====== INFORMATION SHOWN

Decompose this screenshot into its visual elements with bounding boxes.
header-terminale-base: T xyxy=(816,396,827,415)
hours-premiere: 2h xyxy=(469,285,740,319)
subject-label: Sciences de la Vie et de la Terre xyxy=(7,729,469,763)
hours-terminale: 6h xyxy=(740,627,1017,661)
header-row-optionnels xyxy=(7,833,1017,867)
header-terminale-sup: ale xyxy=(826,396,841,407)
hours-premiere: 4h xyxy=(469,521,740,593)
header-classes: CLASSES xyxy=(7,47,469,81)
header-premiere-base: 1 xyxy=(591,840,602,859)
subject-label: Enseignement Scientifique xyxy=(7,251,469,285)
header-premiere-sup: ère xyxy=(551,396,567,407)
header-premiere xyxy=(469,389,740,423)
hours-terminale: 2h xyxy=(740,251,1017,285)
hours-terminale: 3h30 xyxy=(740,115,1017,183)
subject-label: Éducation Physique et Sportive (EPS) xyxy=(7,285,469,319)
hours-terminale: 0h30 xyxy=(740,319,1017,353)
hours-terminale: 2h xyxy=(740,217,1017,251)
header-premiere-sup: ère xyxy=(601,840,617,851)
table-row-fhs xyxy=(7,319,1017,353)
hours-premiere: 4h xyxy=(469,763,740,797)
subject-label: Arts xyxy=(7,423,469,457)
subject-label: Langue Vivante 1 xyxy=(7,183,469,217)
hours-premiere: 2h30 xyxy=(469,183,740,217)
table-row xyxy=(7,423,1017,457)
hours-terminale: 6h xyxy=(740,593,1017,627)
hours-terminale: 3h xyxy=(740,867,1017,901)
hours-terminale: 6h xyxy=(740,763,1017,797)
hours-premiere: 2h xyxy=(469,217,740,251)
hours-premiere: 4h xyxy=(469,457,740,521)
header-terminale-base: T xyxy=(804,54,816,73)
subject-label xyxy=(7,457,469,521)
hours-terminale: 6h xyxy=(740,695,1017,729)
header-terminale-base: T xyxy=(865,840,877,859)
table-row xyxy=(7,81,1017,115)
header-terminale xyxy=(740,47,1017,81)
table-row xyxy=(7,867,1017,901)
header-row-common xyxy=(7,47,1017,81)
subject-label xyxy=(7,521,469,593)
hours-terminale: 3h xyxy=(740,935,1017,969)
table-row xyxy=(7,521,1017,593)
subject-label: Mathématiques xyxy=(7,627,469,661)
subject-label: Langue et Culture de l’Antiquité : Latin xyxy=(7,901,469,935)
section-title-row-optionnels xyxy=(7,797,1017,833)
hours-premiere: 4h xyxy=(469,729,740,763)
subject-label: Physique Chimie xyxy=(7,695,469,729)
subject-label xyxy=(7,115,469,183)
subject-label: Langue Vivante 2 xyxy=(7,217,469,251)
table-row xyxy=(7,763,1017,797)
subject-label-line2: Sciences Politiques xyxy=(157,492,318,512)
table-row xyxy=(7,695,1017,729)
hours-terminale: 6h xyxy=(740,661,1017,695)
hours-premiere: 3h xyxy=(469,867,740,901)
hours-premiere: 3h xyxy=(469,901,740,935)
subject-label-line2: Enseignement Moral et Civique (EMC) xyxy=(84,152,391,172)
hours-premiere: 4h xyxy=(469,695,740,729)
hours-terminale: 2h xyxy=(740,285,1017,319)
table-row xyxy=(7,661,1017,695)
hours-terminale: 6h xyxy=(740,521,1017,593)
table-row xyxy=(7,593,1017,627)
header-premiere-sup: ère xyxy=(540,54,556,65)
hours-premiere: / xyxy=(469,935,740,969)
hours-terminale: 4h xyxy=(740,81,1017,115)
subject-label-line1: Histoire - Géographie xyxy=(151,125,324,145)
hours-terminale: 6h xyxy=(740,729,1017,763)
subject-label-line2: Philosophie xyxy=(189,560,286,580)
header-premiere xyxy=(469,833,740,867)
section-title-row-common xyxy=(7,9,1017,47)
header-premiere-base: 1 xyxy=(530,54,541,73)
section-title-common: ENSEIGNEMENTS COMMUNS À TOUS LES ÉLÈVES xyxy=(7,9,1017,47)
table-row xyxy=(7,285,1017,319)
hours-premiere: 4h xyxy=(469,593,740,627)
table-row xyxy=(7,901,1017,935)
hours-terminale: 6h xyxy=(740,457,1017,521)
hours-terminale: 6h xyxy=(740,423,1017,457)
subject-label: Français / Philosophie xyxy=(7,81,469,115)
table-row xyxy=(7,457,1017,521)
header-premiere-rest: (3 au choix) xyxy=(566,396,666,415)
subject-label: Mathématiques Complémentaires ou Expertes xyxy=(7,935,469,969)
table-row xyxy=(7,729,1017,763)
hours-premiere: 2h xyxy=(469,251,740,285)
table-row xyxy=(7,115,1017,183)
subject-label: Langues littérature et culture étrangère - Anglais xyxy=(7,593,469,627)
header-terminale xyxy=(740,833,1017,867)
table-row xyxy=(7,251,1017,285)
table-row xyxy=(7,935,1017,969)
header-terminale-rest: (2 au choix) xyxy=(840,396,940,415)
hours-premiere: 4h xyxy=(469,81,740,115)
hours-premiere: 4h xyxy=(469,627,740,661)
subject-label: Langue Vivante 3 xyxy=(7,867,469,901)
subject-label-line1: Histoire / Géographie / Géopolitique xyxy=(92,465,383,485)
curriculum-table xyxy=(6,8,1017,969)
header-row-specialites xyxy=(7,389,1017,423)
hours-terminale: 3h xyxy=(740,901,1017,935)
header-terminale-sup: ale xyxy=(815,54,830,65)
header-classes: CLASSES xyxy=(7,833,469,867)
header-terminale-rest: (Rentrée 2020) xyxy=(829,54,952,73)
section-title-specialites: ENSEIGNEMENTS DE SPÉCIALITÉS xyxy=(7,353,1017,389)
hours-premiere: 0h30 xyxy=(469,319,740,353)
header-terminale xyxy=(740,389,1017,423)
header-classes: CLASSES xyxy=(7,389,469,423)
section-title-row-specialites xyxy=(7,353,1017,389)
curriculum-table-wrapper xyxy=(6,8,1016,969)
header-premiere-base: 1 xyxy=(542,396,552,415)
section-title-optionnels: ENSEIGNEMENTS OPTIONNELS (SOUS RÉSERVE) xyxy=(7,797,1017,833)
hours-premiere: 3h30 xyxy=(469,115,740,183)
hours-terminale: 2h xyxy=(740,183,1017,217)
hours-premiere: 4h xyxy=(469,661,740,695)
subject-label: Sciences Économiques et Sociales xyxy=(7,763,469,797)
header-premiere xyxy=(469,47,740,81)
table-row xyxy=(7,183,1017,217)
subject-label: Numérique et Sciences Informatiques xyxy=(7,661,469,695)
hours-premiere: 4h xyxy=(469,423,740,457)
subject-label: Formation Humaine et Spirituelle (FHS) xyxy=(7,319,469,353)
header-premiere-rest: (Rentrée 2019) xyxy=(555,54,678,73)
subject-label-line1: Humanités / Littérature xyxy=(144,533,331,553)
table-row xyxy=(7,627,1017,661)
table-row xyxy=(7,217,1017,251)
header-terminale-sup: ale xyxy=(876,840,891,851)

============

» WHAT THE EXERCISE ASKS
Please rewrite every line of the records above as a numbered list, leaving out any blank lines.

» SOLUTION FOR THIS PROBLEM
1. Decompose this screenshot into its visual elements with bounding boxes.
2. header-terminale-base: T xyxy=(816,396,827,415)
3. hours-premiere: 2h xyxy=(469,285,740,319)
4. subject-label: Sciences de la Vie et de la Terre xyxy=(7,729,469,763)
5. hours-terminale: 6h xyxy=(740,627,1017,661)
6. header-row-optionnels xyxy=(7,833,1017,867)
7. header-terminale-sup: ale xyxy=(826,396,841,407)
8. hours-premiere: 4h xyxy=(469,521,740,593)
9. header-classes: CLASSES xyxy=(7,47,469,81)
10. header-premiere-base: 1 xyxy=(591,840,602,859)
11. subject-label: Enseignement Scientifique xyxy=(7,251,469,285)
12. header-premiere-sup: ère xyxy=(551,396,567,407)
13. header-premiere xyxy=(469,389,740,423)
14. hours-terminale: 2h xyxy=(740,251,1017,285)
15. hours-terminale: 3h30 xyxy=(740,115,1017,183)
16. subject-label: Éducation Physique et Sportive (EPS) xyxy=(7,285,469,319)
17. hours-terminale: 0h30 xyxy=(740,319,1017,353)
18. hours-terminale: 2h xyxy=(740,217,1017,251)
19. header-premiere-sup: ère xyxy=(601,840,617,851)
20. table-row-fhs xyxy=(7,319,1017,353)
21. hours-premiere: 4h xyxy=(469,763,740,797)
22. subject-label: Arts xyxy=(7,423,469,457)
23. subject-label: Langue Vivante 1 xyxy=(7,183,469,217)
24. hours-premiere: 2h30 xyxy=(469,183,740,217)
25. table-row xyxy=(7,423,1017,457)
26. hours-terminale: 6h xyxy=(740,593,1017,627)
27. hours-terminale: 3h xyxy=(740,867,1017,901)
28. hours-terminale: 6h xyxy=(740,763,1017,797)
29. hours-premiere: 2h xyxy=(469,217,740,251)
30. hours-premiere: 4h xyxy=(469,457,740,521)
31. header-terminale-base: T xyxy=(804,54,816,73)
32. subject-label xyxy=(7,457,469,521)
33. hours-terminale: 6h xyxy=(740,695,1017,729)
34. header-terminale-base: T xyxy=(865,840,877,859)
35. table-row xyxy=(7,81,1017,115)
36. header-terminale xyxy=(740,47,1017,81)
37. table-row xyxy=(7,867,1017,901)
38. header-row-common xyxy=(7,47,1017,81)
39. subject-label xyxy=(7,521,469,593)
40. hours-terminale: 3h xyxy=(740,935,1017,969)
41. table-row xyxy=(7,521,1017,593)
42. subject-label: Mathématiques xyxy=(7,627,469,661)
43. subject-label: Langue et Culture de l’Antiquité : Latin xyxy=(7,901,469,935)
44. section-title-row-optionnels xyxy=(7,797,1017,833)
45. hours-premiere: 4h xyxy=(469,729,740,763)
46. subject-label: Physique Chimie xyxy=(7,695,469,729)
47. subject-label xyxy=(7,115,469,183)
48. subject-label: Langue Vivante 2 xyxy=(7,217,469,251)
49. table-row xyxy=(7,763,1017,797)
50. subject-label-line2: Sciences Politiques xyxy=(157,492,318,512)
51. table-row xyxy=(7,695,1017,729)
52. hours-terminale: 6h xyxy=(740,661,1017,695)
53. hours-premiere: 3h xyxy=(469,867,740,901)
54. hours-premiere: 3h xyxy=(469,901,740,935)
55. subject-label-line2: Enseignement Moral et Civique (EMC) xyxy=(84,152,391,172)
56. hours-premiere: 4h xyxy=(469,695,740,729)
57. hours-terminale: 2h xyxy=(740,285,1017,319)
58. table-row xyxy=(7,661,1017,695)
59. hours-terminale: 6h xyxy=(740,521,1017,593)
60. table-row xyxy=(7,593,1017,627)
61. header-premiere-sup: ère xyxy=(540,54,556,65)
62. hours-premiere: / xyxy=(469,935,740,969)
63. hours-terminale: 4h xyxy=(740,81,1017,115)
64. subject-label-line1: Histoire - Géographie xyxy=(151,125,324,145)
65. hours-terminale: 6h xyxy=(740,729,1017,763)
66. subject-label-line2: Philosophie xyxy=(189,560,286,580)
67. header-premiere xyxy=(469,833,740,867)
68. section-title-row-common xyxy=(7,9,1017,47)
69. header-premiere-base: 1 xyxy=(530,54,541,73)
70. section-title-common: ENSEIGNEMENTS COMMUNS À TOUS LES ÉLÈVES xyxy=(7,9,1017,47)
71. table-row xyxy=(7,285,1017,319)
72. hours-premiere: 4h xyxy=(469,593,740,627)
73. table-row xyxy=(7,901,1017,935)
74. hours-terminale: 6h xyxy=(740,457,1017,521)
75. hours-terminale: 6h xyxy=(740,423,1017,457)
76. subject-label: Français / Philosophie xyxy=(7,81,469,115)
77. table-row xyxy=(7,457,1017,521)
78. header-premiere-rest: (3 au choix) xyxy=(566,396,666,415)
79. subject-label: Mathématiques Complémentaires ou Expertes xyxy=(7,935,469,969)
80. table-row xyxy=(7,729,1017,763)
81. hours-premiere: 2h xyxy=(469,251,740,285)
82. table-row xyxy=(7,115,1017,183)
83. subject-label: Langues littérature et culture étrangère - Anglais xyxy=(7,593,469,627)
84. header-terminale xyxy=(740,833,1017,867)
85. table-row xyxy=(7,251,1017,285)
86. table-row xyxy=(7,935,1017,969)
87. header-terminale-rest: (2 au choix) xyxy=(840,396,940,415)
88. hours-premiere: 4h xyxy=(469,81,740,115)
89. hours-premiere: 4h xyxy=(469,627,740,661)
90. subject-label: Langue Vivante 3 xyxy=(7,867,469,901)
91. subject-label-line1: Histoire / Géographie / Géopolitique xyxy=(92,465,383,485)
92. curriculum-table xyxy=(6,8,1017,969)
93. header-row-specialites xyxy=(7,389,1017,423)
94. hours-terminale: 3h xyxy=(740,901,1017,935)
95. header-terminale-sup: ale xyxy=(815,54,830,65)
96. header-classes: CLASSES xyxy=(7,833,469,867)
97. header-terminale-rest: (Rentrée 2020) xyxy=(829,54,952,73)
98. section-title-specialites: ENSEIGNEMENTS DE SPÉCIALITÉS xyxy=(7,353,1017,389)
99. hours-premiere: 0h30 xyxy=(469,319,740,353)
100. header-terminale xyxy=(740,389,1017,423)
101. header-classes: CLASSES xyxy=(7,389,469,423)
102. section-title-row-specialites xyxy=(7,353,1017,389)
103. curriculum-table-wrapper xyxy=(6,8,1016,969)
104. header-premiere-base: 1 xyxy=(542,396,552,415)
105. section-title-optionnels: ENSEIGNEMENTS OPTIONNELS (SOUS RÉSERVE) xyxy=(7,797,1017,833)
106. hours-premiere: 3h30 xyxy=(469,115,740,183)
107. hours-terminale: 2h xyxy=(740,183,1017,217)
108. hours-premiere: 4h xyxy=(469,661,740,695)
109. subject-label: Sciences Économiques et Sociales xyxy=(7,763,469,797)
110. header-premiere xyxy=(469,47,740,81)
111. table-row xyxy=(7,183,1017,217)
112. subject-label: Numérique et Sciences Informatiques xyxy=(7,661,469,695)
113. hours-premiere: 4h xyxy=(469,423,740,457)
114. subject-label: Formation Humaine et Spirituelle (FHS) xyxy=(7,319,469,353)
115. header-premiere-rest: (Rentrée 2019) xyxy=(555,54,678,73)
116. subject-label-line1: Humanités / Littérature xyxy=(144,533,331,553)
117. table-row xyxy=(7,627,1017,661)
118. table-row xyxy=(7,217,1017,251)
119. header-terminale-sup: ale xyxy=(876,840,891,851)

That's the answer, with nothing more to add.